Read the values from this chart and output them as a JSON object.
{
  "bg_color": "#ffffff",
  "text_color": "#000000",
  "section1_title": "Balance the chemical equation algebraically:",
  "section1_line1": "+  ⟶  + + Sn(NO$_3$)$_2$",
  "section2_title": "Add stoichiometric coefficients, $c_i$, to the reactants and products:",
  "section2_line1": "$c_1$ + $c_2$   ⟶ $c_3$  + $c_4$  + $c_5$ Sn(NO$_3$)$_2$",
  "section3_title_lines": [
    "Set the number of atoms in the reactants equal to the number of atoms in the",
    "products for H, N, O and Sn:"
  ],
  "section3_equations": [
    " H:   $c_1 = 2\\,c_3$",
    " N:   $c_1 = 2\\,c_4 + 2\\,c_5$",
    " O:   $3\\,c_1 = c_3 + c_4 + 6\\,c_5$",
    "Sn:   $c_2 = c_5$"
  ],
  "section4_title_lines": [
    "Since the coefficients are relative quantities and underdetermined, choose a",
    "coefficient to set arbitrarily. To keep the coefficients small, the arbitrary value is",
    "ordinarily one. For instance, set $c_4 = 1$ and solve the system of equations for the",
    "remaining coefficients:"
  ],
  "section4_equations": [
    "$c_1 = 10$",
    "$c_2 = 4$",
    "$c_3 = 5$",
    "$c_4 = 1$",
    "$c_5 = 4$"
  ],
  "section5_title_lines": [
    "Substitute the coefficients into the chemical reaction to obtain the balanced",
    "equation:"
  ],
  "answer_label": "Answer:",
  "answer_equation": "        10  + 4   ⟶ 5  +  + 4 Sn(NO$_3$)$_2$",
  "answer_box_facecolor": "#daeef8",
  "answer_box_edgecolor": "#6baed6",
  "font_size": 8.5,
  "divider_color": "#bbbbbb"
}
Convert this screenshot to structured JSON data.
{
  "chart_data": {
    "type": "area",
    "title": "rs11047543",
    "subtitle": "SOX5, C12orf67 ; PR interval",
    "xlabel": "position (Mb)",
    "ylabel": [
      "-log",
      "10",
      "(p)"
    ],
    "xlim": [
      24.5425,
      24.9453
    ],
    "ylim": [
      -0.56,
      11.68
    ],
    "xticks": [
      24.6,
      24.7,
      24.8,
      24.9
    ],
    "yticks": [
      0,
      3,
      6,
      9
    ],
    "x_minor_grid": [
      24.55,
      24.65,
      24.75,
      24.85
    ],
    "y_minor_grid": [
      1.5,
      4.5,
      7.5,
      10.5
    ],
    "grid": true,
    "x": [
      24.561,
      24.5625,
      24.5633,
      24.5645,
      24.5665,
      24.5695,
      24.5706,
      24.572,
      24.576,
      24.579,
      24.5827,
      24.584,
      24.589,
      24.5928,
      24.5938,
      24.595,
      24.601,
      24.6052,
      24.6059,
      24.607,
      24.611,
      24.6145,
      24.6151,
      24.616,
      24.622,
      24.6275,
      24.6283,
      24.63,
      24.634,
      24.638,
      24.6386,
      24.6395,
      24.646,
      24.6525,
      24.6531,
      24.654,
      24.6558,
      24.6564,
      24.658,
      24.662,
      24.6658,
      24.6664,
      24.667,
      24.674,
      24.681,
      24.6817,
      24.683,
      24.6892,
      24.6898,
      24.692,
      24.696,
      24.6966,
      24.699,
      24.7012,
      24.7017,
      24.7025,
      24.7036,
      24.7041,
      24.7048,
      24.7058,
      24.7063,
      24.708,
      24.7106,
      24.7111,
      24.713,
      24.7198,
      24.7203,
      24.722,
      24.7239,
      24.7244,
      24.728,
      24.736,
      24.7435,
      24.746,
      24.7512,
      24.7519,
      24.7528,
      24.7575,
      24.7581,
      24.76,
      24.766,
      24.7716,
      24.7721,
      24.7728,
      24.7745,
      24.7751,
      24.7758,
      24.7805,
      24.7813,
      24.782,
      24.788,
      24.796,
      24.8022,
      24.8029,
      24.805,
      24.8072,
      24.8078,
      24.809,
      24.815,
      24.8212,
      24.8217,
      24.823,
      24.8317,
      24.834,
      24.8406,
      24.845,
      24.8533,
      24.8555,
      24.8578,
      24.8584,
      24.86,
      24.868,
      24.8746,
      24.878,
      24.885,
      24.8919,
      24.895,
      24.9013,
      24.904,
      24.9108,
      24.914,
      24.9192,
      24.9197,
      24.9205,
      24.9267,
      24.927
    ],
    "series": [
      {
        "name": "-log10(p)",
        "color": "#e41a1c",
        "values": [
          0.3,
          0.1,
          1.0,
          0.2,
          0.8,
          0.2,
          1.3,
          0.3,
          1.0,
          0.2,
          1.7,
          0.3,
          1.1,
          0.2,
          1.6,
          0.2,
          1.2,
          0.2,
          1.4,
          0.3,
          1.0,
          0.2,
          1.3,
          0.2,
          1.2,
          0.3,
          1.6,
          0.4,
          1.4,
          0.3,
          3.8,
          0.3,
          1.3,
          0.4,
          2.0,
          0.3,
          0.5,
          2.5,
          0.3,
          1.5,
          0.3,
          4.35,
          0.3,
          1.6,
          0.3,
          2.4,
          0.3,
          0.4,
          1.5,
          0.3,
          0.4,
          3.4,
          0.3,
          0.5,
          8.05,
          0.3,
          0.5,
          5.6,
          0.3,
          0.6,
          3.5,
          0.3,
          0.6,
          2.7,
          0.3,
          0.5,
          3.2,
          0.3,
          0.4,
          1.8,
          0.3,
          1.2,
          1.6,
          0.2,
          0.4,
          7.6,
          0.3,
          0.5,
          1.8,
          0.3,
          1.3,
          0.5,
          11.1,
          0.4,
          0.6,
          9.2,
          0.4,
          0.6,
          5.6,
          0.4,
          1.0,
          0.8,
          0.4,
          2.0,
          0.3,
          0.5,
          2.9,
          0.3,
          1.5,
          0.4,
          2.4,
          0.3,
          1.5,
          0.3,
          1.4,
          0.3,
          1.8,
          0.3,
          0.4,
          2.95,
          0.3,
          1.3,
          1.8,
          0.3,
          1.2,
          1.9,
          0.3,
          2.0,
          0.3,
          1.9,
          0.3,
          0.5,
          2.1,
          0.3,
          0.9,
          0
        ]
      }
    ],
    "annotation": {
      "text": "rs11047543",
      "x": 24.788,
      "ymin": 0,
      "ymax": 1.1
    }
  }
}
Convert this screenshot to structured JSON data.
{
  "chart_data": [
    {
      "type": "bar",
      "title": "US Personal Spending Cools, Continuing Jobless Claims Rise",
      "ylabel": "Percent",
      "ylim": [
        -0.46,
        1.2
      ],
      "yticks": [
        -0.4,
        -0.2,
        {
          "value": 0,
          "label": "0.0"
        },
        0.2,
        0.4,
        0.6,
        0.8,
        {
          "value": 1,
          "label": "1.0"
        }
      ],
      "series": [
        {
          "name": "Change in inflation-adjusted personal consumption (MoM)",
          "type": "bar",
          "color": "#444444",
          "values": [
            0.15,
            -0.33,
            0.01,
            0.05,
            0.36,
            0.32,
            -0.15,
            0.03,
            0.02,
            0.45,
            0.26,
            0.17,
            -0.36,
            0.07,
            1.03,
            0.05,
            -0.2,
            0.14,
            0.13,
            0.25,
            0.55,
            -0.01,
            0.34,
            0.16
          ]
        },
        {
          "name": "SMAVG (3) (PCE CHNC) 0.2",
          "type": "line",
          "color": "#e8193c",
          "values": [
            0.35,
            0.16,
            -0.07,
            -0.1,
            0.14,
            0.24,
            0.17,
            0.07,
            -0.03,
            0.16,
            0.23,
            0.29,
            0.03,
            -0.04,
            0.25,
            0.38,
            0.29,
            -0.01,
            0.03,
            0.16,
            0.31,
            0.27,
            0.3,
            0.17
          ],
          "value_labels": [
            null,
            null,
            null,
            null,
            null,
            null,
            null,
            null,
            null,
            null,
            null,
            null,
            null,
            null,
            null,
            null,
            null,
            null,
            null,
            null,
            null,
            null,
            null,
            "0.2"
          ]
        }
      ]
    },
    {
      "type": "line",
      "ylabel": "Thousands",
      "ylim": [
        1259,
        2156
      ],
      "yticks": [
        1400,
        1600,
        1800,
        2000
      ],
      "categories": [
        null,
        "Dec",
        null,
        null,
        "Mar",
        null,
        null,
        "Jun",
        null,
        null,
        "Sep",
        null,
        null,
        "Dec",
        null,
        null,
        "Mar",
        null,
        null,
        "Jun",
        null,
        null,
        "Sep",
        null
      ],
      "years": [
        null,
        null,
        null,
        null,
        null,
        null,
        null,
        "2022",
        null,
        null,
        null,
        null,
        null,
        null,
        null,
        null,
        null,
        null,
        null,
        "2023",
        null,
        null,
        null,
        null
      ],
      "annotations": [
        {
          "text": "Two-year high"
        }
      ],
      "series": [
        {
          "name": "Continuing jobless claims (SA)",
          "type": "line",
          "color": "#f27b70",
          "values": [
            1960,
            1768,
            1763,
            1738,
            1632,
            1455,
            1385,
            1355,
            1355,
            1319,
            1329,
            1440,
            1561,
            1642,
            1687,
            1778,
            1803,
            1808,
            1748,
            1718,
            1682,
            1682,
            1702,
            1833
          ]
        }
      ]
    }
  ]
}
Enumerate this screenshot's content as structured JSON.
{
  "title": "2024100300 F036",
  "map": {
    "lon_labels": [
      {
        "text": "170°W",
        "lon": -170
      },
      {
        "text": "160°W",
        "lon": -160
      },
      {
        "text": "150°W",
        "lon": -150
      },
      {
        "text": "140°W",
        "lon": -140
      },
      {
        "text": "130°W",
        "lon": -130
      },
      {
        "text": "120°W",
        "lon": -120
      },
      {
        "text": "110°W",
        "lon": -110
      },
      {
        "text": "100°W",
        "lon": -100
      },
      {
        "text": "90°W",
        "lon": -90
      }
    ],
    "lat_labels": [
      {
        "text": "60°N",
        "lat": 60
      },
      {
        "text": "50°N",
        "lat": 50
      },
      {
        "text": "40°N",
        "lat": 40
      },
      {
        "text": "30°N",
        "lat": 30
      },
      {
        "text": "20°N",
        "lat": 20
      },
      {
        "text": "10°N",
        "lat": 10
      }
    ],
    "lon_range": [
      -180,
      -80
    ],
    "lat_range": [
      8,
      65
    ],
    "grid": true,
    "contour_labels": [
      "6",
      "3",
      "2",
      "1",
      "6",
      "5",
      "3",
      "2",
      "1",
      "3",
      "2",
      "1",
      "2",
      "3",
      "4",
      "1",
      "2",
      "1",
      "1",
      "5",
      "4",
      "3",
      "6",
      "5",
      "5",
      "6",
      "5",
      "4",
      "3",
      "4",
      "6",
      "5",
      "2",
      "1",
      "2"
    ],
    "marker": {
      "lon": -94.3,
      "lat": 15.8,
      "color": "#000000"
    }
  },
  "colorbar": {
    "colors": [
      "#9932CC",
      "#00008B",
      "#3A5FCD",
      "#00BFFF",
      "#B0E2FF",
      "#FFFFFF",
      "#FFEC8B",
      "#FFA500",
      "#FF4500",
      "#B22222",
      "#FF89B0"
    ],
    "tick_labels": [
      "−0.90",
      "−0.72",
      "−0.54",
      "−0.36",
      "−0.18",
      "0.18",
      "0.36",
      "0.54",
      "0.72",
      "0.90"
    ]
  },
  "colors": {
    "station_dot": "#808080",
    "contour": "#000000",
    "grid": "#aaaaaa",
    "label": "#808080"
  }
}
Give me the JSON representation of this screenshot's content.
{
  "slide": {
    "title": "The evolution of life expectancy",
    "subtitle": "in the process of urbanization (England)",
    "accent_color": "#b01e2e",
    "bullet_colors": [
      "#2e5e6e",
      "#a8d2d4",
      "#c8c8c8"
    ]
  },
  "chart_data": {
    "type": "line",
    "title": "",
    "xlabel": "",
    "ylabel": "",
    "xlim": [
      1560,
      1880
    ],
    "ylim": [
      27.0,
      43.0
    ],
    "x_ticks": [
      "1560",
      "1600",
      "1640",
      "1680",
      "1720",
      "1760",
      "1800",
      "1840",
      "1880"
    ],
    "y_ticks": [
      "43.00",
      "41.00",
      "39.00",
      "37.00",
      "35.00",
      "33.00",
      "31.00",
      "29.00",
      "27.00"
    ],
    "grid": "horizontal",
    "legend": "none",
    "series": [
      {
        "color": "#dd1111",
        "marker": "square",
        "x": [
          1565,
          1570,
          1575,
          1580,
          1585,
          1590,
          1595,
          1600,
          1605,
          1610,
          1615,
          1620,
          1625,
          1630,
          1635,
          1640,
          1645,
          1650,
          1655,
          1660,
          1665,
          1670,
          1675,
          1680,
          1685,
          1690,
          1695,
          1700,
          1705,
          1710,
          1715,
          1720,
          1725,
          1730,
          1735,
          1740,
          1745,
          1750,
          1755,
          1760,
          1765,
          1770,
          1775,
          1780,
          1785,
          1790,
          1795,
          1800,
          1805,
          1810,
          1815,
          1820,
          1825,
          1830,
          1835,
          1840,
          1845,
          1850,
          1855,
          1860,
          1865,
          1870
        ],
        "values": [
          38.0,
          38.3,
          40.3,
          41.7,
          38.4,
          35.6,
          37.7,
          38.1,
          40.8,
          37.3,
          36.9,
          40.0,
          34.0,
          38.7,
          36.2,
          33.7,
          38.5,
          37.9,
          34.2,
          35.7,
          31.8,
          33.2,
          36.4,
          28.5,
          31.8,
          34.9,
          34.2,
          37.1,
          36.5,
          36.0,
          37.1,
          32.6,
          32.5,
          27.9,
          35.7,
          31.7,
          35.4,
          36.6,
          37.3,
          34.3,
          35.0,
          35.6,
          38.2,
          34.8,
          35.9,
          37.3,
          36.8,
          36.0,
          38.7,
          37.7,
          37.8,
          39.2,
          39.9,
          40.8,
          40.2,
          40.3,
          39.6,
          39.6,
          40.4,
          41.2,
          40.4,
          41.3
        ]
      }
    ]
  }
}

Brief:
Using the listing above, pick out each line that contains the word "screenshot", then copy it.

Answer to this problem:
Convert this screenshot to structured JSON data.
Convert this screenshot to structured JSON data.
Enumerate this screenshot's content as structured JSON.
Give me the JSON representation of this screenshot's content.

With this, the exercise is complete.